[Collected data entries]
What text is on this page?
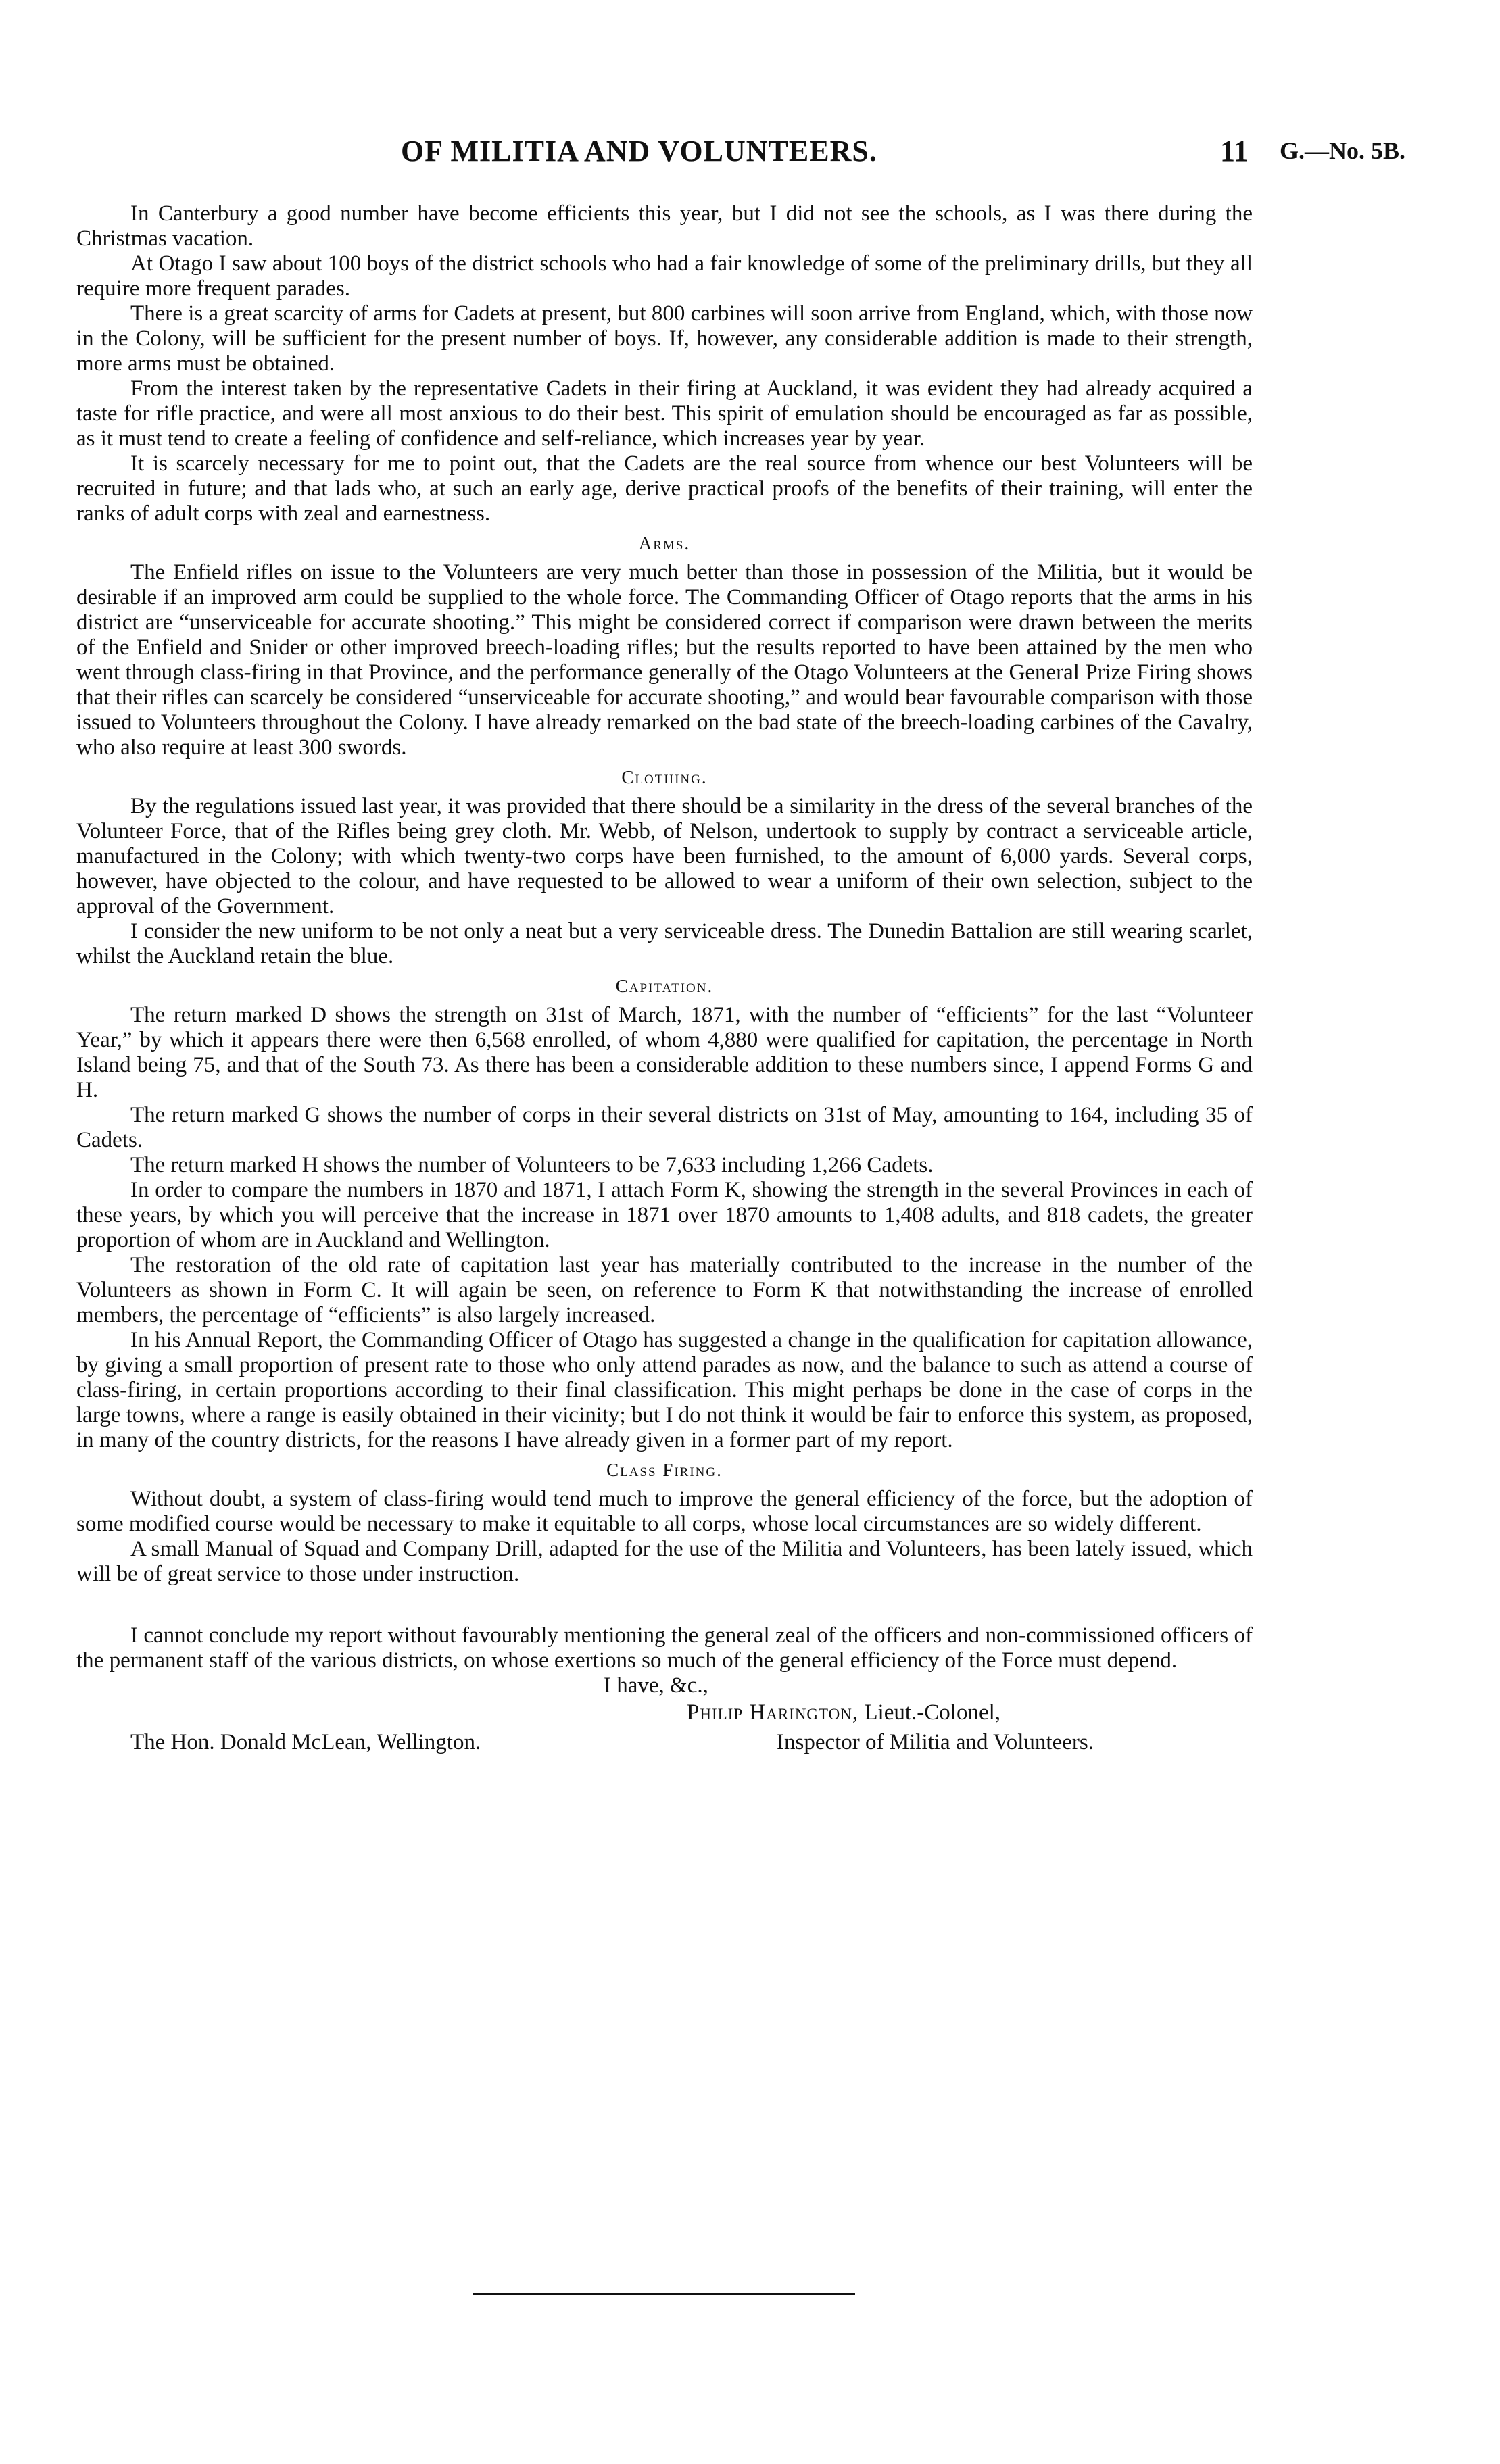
OF MILITIA AND VOLUNTEERS.	11 G.—No. 5B.

In Canterbury a good number have become efficients this year, but I did not see the schools, as I was there during the Christmas vacation.

At Otago I saw about 100 boys of the district schools who had a fair knowledge of some of the preliminary drills, but they all require more frequent parades.

There is a great scarcity of arms for Cadets at present, but 800 carbines will soon arrive from England, which, with those now in the Colony, will be sufficient for the present number of boys. If, however, any considerable addition is made to their strength, more arms must be obtained.

From the interest taken by the representative Cadets in their firing at Auckland, it was evident they had already acquired a taste for rifle practice, and were all most anxious to do their best. This spirit of emulation should be encouraged as far as possible, as it must tend to create a feeling of confidence and self-reliance, which increases year by year.

It is scarcely necessary for me to point out, that the Cadets are the real source from whence our best Volunteers will be recruited in future; and that lads who, at such an early age, derive practical proofs of the benefits of their training, will enter the ranks of adult corps with zeal and earnestness.

Arms.

The Enfield rifles on issue to the Volunteers are very much better than those in possession of the Militia, but it would be desirable if an improved arm could be supplied to the whole force. The Commanding Officer of Otago reports that the arms in his district are “unserviceable for accurate shooting.” This might be considered correct if comparison were drawn between the merits of the Enfield and Snider or other improved breech-loading rifles; but the results reported to have been attained by the men who went through class-firing in that Province, and the performance generally of the Otago Volunteers at the General Prize Firing shows that their rifles can scarcely be considered “unserviceable for accurate shooting,” and would bear favourable comparison with those issued to Volunteers throughout the Colony. I have already remarked on the bad state of the breech-loading carbines of the Cavalry, who also require at least 300 swords.

Clothing.

By the regulations issued last year, it was provided that there should be a similarity in the dress of the several branches of the Volunteer Force, that of the Rifles being grey cloth. Mr. Webb, of Nelson, undertook to supply by contract a serviceable article, manufactured in the Colony; with which twenty-two corps have been furnished, to the amount of 6,000 yards. Several corps, however, have objected to the colour, and have requested to be allowed to wear a uniform of their own selection, subject to the approval of the Government.

I consider the new uniform to be not only a neat but a very serviceable dress. The Dunedin Battalion are still wearing scarlet, whilst the Auckland retain the blue.

Capitation.

The return marked D shows the strength on 31st of March, 1871, with the number of “efficients” for the last “Volunteer Year,” by which it appears there were then 6,568 enrolled, of whom 4,880 were qualified for capitation, the percentage in North Island being 75, and that of the South 73. As there has been a considerable addition to these numbers since, I append Forms G and H.

The return marked G shows the number of corps in their several districts on 31st of May, amounting to 164, including 35 of Cadets.

The return marked H shows the number of Volunteers to be 7,633 including 1,266 Cadets.

In order to compare the numbers in 1870 and 1871, I attach Form K, showing the strength in the several Provinces in each of these years, by which you will perceive that the increase in 1871 over 1870 amounts to 1,408 adults, and 818 cadets, the greater proportion of whom are in Auckland and Wellington.

The restoration of the old rate of capitation last year has materially contributed to the increase in the number of the Volunteers as shown in Form C. It will again be seen, on reference to Form K that notwithstanding the increase of enrolled members, the percentage of “efficients” is also largely increased.

In his Annual Report, the Commanding Officer of Otago has suggested a change in the qualification for capitation allowance, by giving a small proportion of present rate to those who only attend parades as now, and the balance to such as attend a course of class-firing, in certain proportions according to their final classification. This might perhaps be done in the case of corps in the large towns, where a range is easily obtained in their vicinity; but I do not think it would be fair to enforce this system, as proposed, in many of the country districts, for the reasons I have already given in a former part of my report.

Class Firing.

Without doubt, a system of class-firing would tend much to improve the general efficiency of the force, but the adoption of some modified course would be necessary to make it equitable to all corps, whose local circumstances are so widely different.

A small Manual of Squad and Company Drill, adapted for the use of the Militia and Volunteers, has been lately issued, which will be of great service to those under instruction.

I cannot conclude my report without favourably mentioning the general zeal of the officers and non-commissioned officers of the permanent staff of the various districts, on whose exertions so much of the general efficiency of the Force must depend.

I have, &c.,
Philip Harington, Lieut.-Colonel,
The Hon. Donald McLean, Wellington.	Inspector of Militia and Volunteers.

◆ WHAT THE TASK REQUIRES: All lines that include "numbers" are to be gathered and copied.

◆ SOLUTION:
The return marked D shows the strength on 31st of March, 1871, with the number of “efficients” for the last “Volunteer Year,” by which it appears there were then 6,568 enrolled, of whom 4,880 were qualified for capitation, the percentage in North Island being 75, and that of the South 73. As there has been a considerable addition to these numbers since, I append Forms G and H.
In order to compare the numbers in 1870 and 1871, I attach Form K, showing the strength in the several Provinces in each of these years, by which you will perceive that the increase in 1871 over 1870 amounts to 1,408 adults, and 818 cadets, the greater proportion of whom are in Auckland and Wellington.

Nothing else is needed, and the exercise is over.